▸ **Written problem**
Print all records exactly, leaving nothing out.

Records
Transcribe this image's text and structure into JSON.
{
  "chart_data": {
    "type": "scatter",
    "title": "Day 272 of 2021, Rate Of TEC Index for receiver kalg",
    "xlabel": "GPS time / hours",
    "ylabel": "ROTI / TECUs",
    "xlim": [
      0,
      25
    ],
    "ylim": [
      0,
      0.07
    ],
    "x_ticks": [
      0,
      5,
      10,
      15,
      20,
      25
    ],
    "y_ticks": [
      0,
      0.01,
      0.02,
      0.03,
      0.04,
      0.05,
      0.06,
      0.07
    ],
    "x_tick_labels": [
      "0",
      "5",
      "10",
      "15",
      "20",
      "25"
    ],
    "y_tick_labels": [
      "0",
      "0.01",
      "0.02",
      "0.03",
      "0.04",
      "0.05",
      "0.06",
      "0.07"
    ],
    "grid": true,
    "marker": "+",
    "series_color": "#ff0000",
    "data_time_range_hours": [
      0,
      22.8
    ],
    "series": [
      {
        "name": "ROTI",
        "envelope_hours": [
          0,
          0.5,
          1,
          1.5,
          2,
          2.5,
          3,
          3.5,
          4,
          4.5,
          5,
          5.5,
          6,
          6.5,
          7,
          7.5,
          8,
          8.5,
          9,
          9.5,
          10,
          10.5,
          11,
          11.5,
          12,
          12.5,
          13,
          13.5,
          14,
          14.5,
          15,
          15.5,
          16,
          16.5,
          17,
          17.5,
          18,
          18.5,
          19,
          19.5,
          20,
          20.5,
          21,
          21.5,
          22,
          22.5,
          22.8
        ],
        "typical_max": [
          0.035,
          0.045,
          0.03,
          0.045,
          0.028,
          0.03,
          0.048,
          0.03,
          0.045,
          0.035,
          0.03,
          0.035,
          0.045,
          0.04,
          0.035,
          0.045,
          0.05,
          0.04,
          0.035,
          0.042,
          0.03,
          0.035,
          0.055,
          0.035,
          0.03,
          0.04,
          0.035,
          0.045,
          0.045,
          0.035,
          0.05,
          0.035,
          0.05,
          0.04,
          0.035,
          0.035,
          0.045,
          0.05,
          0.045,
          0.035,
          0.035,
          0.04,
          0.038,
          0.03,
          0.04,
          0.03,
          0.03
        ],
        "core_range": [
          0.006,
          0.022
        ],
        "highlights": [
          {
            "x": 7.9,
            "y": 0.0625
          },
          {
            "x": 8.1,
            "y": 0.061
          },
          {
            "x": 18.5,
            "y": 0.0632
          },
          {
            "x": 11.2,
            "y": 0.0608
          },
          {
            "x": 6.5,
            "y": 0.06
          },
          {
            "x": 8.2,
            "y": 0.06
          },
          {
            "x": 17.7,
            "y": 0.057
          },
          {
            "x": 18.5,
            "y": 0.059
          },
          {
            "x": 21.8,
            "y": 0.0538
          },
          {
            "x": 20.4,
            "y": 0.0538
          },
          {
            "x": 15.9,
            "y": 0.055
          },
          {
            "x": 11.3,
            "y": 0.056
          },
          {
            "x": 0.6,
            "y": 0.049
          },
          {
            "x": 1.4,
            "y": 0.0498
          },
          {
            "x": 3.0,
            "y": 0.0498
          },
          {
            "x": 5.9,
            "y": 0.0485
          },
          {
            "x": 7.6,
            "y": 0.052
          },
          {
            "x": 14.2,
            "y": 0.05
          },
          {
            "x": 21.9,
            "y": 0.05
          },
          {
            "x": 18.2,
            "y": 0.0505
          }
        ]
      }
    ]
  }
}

▸ **Full response**
Transcribe this image's text and structure into JSON.
{
  "chart_data": {
    "type": "scatter",
    "title": "Day 272 of 2021, Rate Of TEC Index for receiver kalg",
    "xlabel": "GPS time / hours",
    "ylabel": "ROTI / TECUs",
    "xlim": [
      0,
      25
    ],
    "ylim": [
      0,
      0.07
    ],
    "x_ticks": [
      0,
      5,
      10,
      15,
      20,
      25
    ],
    "y_ticks": [
      0,
      0.01,
      0.02,
      0.03,
      0.04,
      0.05,
      0.06,
      0.07
    ],
    "x_tick_labels": [
      "0",
      "5",
      "10",
      "15",
      "20",
      "25"
    ],
    "y_tick_labels": [
      "0",
      "0.01",
      "0.02",
      "0.03",
      "0.04",
      "0.05",
      "0.06",
      "0.07"
    ],
    "grid": true,
    "marker": "+",
    "series_color": "#ff0000",
    "data_time_range_hours": [
      0,
      22.8
    ],
    "series": [
      {
        "name": "ROTI",
        "envelope_hours": [
          0,
          0.5,
          1,
          1.5,
          2,
          2.5,
          3,
          3.5,
          4,
          4.5,
          5,
          5.5,
          6,
          6.5,
          7,
          7.5,
          8,
          8.5,
          9,
          9.5,
          10,
          10.5,
          11,
          11.5,
          12,
          12.5,
          13,
          13.5,
          14,
          14.5,
          15,
          15.5,
          16,
          16.5,
          17,
          17.5,
          18,
          18.5,
          19,
          19.5,
          20,
          20.5,
          21,
          21.5,
          22,
          22.5,
          22.8
        ],
        "typical_max": [
          0.035,
          0.045,
          0.03,
          0.045,
          0.028,
          0.03,
          0.048,
          0.03,
          0.045,
          0.035,
          0.03,
          0.035,
          0.045,
          0.04,
          0.035,
          0.045,
          0.05,
          0.04,
          0.035,
          0.042,
          0.03,
          0.035,
          0.055,
          0.035,
          0.03,
          0.04,
          0.035,
          0.045,
          0.045,
          0.035,
          0.05,
          0.035,
          0.05,
          0.04,
          0.035,
          0.035,
          0.045,
          0.05,
          0.045,
          0.035,
          0.035,
          0.04,
          0.038,
          0.03,
          0.04,
          0.03,
          0.03
        ],
        "core_range": [
          0.006,
          0.022
        ],
        "highlights": [
          {
            "x": 7.9,
            "y": 0.0625
          },
          {
            "x": 8.1,
            "y": 0.061
          },
          {
            "x": 18.5,
            "y": 0.0632
          },
          {
            "x": 11.2,
            "y": 0.0608
          },
          {
            "x": 6.5,
            "y": 0.06
          },
          {
            "x": 8.2,
            "y": 0.06
          },
          {
            "x": 17.7,
            "y": 0.057
          },
          {
            "x": 18.5,
            "y": 0.059
          },
          {
            "x": 21.8,
            "y": 0.0538
          },
          {
            "x": 20.4,
            "y": 0.0538
          },
          {
            "x": 15.9,
            "y": 0.055
          },
          {
            "x": 11.3,
            "y": 0.056
          },
          {
            "x": 0.6,
            "y": 0.049
          },
          {
            "x": 1.4,
            "y": 0.0498
          },
          {
            "x": 3.0,
            "y": 0.0498
          },
          {
            "x": 5.9,
            "y": 0.0485
          },
          {
            "x": 7.6,
            "y": 0.052
          },
          {
            "x": 14.2,
            "y": 0.05
          },
          {
            "x": 21.9,
            "y": 0.05
          },
          {
            "x": 18.2,
            "y": 0.0505
          }
        ]
      }
    ]
  }
}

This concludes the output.